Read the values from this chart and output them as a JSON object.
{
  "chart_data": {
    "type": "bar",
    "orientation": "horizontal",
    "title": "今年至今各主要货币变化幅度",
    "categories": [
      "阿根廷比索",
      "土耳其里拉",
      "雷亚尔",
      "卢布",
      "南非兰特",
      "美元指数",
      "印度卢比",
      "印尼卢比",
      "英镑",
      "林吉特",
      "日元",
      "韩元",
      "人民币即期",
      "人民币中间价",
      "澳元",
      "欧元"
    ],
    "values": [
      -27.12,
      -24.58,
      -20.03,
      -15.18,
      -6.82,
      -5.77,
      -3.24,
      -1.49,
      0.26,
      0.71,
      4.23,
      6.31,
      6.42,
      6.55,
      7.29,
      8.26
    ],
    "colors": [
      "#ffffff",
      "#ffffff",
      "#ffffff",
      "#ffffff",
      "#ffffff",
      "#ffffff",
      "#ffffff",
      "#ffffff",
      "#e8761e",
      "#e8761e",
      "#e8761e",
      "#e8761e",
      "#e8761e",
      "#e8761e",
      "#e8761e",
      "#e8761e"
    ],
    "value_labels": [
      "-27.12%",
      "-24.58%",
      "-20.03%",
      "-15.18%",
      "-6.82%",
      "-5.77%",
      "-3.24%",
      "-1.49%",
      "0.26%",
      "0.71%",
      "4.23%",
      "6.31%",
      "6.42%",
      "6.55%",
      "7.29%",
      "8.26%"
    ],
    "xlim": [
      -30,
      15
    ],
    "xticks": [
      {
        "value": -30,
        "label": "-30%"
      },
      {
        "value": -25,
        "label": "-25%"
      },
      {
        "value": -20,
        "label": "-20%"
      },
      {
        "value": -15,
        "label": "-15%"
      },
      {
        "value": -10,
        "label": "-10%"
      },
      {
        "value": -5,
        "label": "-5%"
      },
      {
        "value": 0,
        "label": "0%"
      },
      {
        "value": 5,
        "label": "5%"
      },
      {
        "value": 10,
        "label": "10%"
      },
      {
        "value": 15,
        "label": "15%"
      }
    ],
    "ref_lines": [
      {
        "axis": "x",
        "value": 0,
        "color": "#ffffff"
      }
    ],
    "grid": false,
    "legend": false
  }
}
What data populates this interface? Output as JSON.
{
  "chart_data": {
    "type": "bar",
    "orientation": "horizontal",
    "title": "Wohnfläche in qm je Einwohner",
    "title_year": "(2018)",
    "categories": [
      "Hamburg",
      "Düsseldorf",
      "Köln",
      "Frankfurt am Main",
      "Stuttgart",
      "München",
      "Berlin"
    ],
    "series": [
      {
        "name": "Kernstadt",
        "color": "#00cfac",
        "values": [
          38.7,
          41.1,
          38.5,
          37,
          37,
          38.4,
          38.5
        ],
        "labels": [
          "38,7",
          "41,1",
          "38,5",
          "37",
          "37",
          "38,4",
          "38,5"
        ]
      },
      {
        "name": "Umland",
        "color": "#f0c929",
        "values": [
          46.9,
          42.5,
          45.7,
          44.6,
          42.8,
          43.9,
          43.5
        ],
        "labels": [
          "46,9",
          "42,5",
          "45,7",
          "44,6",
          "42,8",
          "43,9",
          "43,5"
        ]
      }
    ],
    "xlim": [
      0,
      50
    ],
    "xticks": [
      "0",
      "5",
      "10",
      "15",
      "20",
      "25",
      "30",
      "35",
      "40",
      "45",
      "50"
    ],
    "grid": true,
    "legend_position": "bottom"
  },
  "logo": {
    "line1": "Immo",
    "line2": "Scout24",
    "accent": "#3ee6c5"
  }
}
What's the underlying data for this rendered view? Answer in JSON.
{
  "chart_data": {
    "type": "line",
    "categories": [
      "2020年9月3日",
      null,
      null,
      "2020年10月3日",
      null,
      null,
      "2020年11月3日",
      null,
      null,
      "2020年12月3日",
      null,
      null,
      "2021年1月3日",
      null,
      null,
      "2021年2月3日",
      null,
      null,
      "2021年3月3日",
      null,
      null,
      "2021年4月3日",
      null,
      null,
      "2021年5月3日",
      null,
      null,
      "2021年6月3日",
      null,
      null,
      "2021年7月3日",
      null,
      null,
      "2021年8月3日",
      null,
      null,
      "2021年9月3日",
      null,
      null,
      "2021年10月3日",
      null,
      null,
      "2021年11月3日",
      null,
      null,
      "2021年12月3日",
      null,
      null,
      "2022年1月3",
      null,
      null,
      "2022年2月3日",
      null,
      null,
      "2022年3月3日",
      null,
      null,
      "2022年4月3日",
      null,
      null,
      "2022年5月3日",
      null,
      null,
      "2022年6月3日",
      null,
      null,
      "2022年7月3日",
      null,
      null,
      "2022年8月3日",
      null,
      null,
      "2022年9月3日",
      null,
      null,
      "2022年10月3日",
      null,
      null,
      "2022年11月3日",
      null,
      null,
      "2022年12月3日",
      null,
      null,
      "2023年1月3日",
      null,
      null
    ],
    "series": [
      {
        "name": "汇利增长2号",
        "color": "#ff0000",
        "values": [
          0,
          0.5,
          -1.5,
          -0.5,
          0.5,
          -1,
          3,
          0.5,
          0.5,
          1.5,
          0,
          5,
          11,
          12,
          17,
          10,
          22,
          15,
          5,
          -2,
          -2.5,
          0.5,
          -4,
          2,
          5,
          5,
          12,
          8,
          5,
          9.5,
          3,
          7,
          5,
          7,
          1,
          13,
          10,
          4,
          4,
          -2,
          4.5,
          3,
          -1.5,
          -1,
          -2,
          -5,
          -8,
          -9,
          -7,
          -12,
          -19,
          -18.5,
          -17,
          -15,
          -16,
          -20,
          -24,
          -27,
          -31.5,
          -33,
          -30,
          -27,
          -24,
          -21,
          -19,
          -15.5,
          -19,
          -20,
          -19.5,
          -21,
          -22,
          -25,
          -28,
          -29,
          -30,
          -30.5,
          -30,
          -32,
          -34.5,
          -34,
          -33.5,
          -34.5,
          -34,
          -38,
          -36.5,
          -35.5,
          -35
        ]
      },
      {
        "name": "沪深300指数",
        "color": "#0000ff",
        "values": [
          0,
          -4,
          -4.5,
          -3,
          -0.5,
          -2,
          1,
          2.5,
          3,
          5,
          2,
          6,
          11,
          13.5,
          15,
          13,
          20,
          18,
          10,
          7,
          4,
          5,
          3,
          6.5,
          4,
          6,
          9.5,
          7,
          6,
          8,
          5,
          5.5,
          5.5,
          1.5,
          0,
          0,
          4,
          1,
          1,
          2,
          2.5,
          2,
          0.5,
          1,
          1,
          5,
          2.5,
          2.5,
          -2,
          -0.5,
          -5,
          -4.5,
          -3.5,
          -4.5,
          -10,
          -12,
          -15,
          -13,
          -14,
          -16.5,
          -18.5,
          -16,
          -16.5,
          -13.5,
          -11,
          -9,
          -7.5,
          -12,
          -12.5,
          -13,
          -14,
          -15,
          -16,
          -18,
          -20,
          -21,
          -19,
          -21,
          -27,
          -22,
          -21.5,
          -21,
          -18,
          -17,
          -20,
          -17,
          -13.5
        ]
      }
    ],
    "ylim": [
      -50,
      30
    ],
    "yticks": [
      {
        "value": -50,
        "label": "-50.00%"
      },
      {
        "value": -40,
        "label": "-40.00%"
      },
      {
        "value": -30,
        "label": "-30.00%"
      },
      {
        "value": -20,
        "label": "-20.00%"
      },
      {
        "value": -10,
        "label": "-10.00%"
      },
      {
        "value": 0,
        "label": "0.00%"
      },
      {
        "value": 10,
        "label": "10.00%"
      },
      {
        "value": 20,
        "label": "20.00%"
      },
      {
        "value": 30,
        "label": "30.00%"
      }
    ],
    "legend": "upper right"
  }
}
......
▸ **Requirements**
Repeat every line of the data, exactly and in full.

▸ **Final result**
Read the values from this chart and output them as a JSON object.
{
  "chart_data": {
    "type": "bar",
    "orientation": "horizontal",
    "title": "今年至今各主要货币变化幅度",
    "categories": [
      "阿根廷比索",
      "土耳其里拉",
      "雷亚尔",
      "卢布",
      "南非兰特",
      "美元指数",
      "印度卢比",
      "印尼卢比",
      "英镑",
      "林吉特",
      "日元",
      "韩元",
      "人民币即期",
      "人民币中间价",
      "澳元",
      "欧元"
    ],
    "values": [
      -27.12,
      -24.58,
      -20.03,
      -15.18,
      -6.82,
      -5.77,
      -3.24,
      -1.49,
      0.26,
      0.71,
      4.23,
      6.31,
      6.42,
      6.55,
      7.29,
      8.26
    ],
    "colors": [
      "#ffffff",
      "#ffffff",
      "#ffffff",
      "#ffffff",
      "#ffffff",
      "#ffffff",
      "#ffffff",
      "#ffffff",
      "#e8761e",
      "#e8761e",
      "#e8761e",
      "#e8761e",
      "#e8761e",
      "#e8761e",
      "#e8761e",
      "#e8761e"
    ],
    "value_labels": [
      "-27.12%",
      "-24.58%",
      "-20.03%",
      "-15.18%",
      "-6.82%",
      "-5.77%",
      "-3.24%",
      "-1.49%",
      "0.26%",
      "0.71%",
      "4.23%",
      "6.31%",
      "6.42%",
      "6.55%",
      "7.29%",
      "8.26%"
    ],
    "xlim": [
      -30,
      15
    ],
    "xticks": [
      {
        "value": -30,
        "label": "-30%"
      },
      {
        "value": -25,
        "label": "-25%"
      },
      {
        "value": -20,
        "label": "-20%"
      },
      {
        "value": -15,
        "label": "-15%"
      },
      {
        "value": -10,
        "label": "-10%"
      },
      {
        "value": -5,
        "label": "-5%"
      },
      {
        "value": 0,
        "label": "0%"
      },
      {
        "value": 5,
        "label": "5%"
      },
      {
        "value": 10,
        "label": "10%"
      },
      {
        "value": 15,
        "label": "15%"
      }
    ],
    "ref_lines": [
      {
        "axis": "x",
        "value": 0,
        "color": "#ffffff"
      }
    ],
    "grid": false,
    "legend": false
  }
}
What data populates this interface? Output as JSON.
{
  "chart_data": {
    "type": "bar",
    "orientation": "horizontal",
    "title": "Wohnfläche in qm je Einwohner",
    "title_year": "(2018)",
    "categories": [
      "Hamburg",
      "Düsseldorf",
      "Köln",
      "Frankfurt am Main",
      "Stuttgart",
      "München",
      "Berlin"
    ],
    "series": [
      {
        "name": "Kernstadt",
        "color": "#00cfac",
        "values": [
          38.7,
          41.1,
          38.5,
          37,
          37,
          38.4,
          38.5
        ],
        "labels": [
          "38,7",
          "41,1",
          "38,5",
          "37",
          "37",
          "38,4",
          "38,5"
        ]
      },
      {
        "name": "Umland",
        "color": "#f0c929",
        "values": [
          46.9,
          42.5,
          45.7,
          44.6,
          42.8,
          43.9,
          43.5
        ],
        "labels": [
          "46,9",
          "42,5",
          "45,7",
          "44,6",
          "42,8",
          "43,9",
          "43,5"
        ]
      }
    ],
    "xlim": [
      0,
      50
    ],
    "xticks": [
      "0",
      "5",
      "10",
      "15",
      "20",
      "25",
      "30",
      "35",
      "40",
      "45",
      "50"
    ],
    "grid": true,
    "legend_position": "bottom"
  },
  "logo": {
    "line1": "Immo",
    "line2": "Scout24",
    "accent": "#3ee6c5"
  }
}
What's the underlying data for this rendered view? Answer in JSON.
{
  "chart_data": {
    "type": "line",
    "categories": [
      "2020年9月3日",
      null,
      null,
      "2020年10月3日",
      null,
      null,
      "2020年11月3日",
      null,
      null,
      "2020年12月3日",
      null,
      null,
      "2021年1月3日",
      null,
      null,
      "2021年2月3日",
      null,
      null,
      "2021年3月3日",
      null,
      null,
      "2021年4月3日",
      null,
      null,
      "2021年5月3日",
      null,
      null,
      "2021年6月3日",
      null,
      null,
      "2021年7月3日",
      null,
      null,
      "2021年8月3日",
      null,
      null,
      "2021年9月3日",
      null,
      null,
      "2021年10月3日",
      null,
      null,
      "2021年11月3日",
      null,
      null,
      "2021年12月3日",
      null,
      null,
      "2022年1月3",
      null,
      null,
      "2022年2月3日",
      null,
      null,
      "2022年3月3日",
      null,
      null,
      "2022年4月3日",
      null,
      null,
      "2022年5月3日",
      null,
      null,
      "2022年6月3日",
      null,
      null,
      "2022年7月3日",
      null,
      null,
      "2022年8月3日",
      null,
      null,
      "2022年9月3日",
      null,
      null,
      "2022年10月3日",
      null,
      null,
      "2022年11月3日",
      null,
      null,
      "2022年12月3日",
      null,
      null,
      "2023年1月3日",
      null,
      null
    ],
    "series": [
      {
        "name": "汇利增长2号",
        "color": "#ff0000",
        "values": [
          0,
          0.5,
          -1.5,
          -0.5,
          0.5,
          -1,
          3,
          0.5,
          0.5,
          1.5,
          0,
          5,
          11,
          12,
          17,
          10,
          22,
          15,
          5,
          -2,
          -2.5,
          0.5,
          -4,
          2,
          5,
          5,
          12,
          8,
          5,
          9.5,
          3,
          7,
          5,
          7,
          1,
          13,
          10,
          4,
          4,
          -2,
          4.5,
          3,
          -1.5,
          -1,
          -2,
          -5,
          -8,
          -9,
          -7,
          -12,
          -19,
          -18.5,
          -17,
          -15,
          -16,
          -20,
          -24,
          -27,
          -31.5,
          -33,
          -30,
          -27,
          -24,
          -21,
          -19,
          -15.5,
          -19,
          -20,
          -19.5,
          -21,
          -22,
          -25,
          -28,
          -29,
          -30,
          -30.5,
          -30,
          -32,
          -34.5,
          -34,
          -33.5,
          -34.5,
          -34,
          -38,
          -36.5,
          -35.5,
          -35
        ]
      },
      {
        "name": "沪深300指数",
        "color": "#0000ff",
        "values": [
          0,
          -4,
          -4.5,
          -3,
          -0.5,
          -2,
          1,
          2.5,
          3,
          5,
          2,
          6,
          11,
          13.5,
          15,
          13,
          20,
          18,
          10,
          7,
          4,
          5,
          3,
          6.5,
          4,
          6,
          9.5,
          7,
          6,
          8,
          5,
          5.5,
          5.5,
          1.5,
          0,
          0,
          4,
          1,
          1,
          2,
          2.5,
          2,
          0.5,
          1,
          1,
          5,
          2.5,
          2.5,
          -2,
          -0.5,
          -5,
          -4.5,
          -3.5,
          -4.5,
          -10,
          -12,
          -15,
          -13,
          -14,
          -16.5,
          -18.5,
          -16,
          -16.5,
          -13.5,
          -11,
          -9,
          -7.5,
          -12,
          -12.5,
          -13,
          -14,
          -15,
          -16,
          -18,
          -20,
          -21,
          -19,
          -21,
          -27,
          -22,
          -21.5,
          -21,
          -18,
          -17,
          -20,
          -17,
          -13.5
        ]
      }
    ],
    "ylim": [
      -50,
      30
    ],
    "yticks": [
      {
        "value": -50,
        "label": "-50.00%"
      },
      {
        "value": -40,
        "label": "-40.00%"
      },
      {
        "value": -30,
        "label": "-30.00%"
      },
      {
        "value": -20,
        "label": "-20.00%"
      },
      {
        "value": -10,
        "label": "-10.00%"
      },
      {
        "value": 0,
        "label": "0.00%"
      },
      {
        "value": 10,
        "label": "10.00%"
      },
      {
        "value": 20,
        "label": "20.00%"
      },
      {
        "value": 30,
        "label": "30.00%"
      }
    ],
    "legend": "upper right"
  }
}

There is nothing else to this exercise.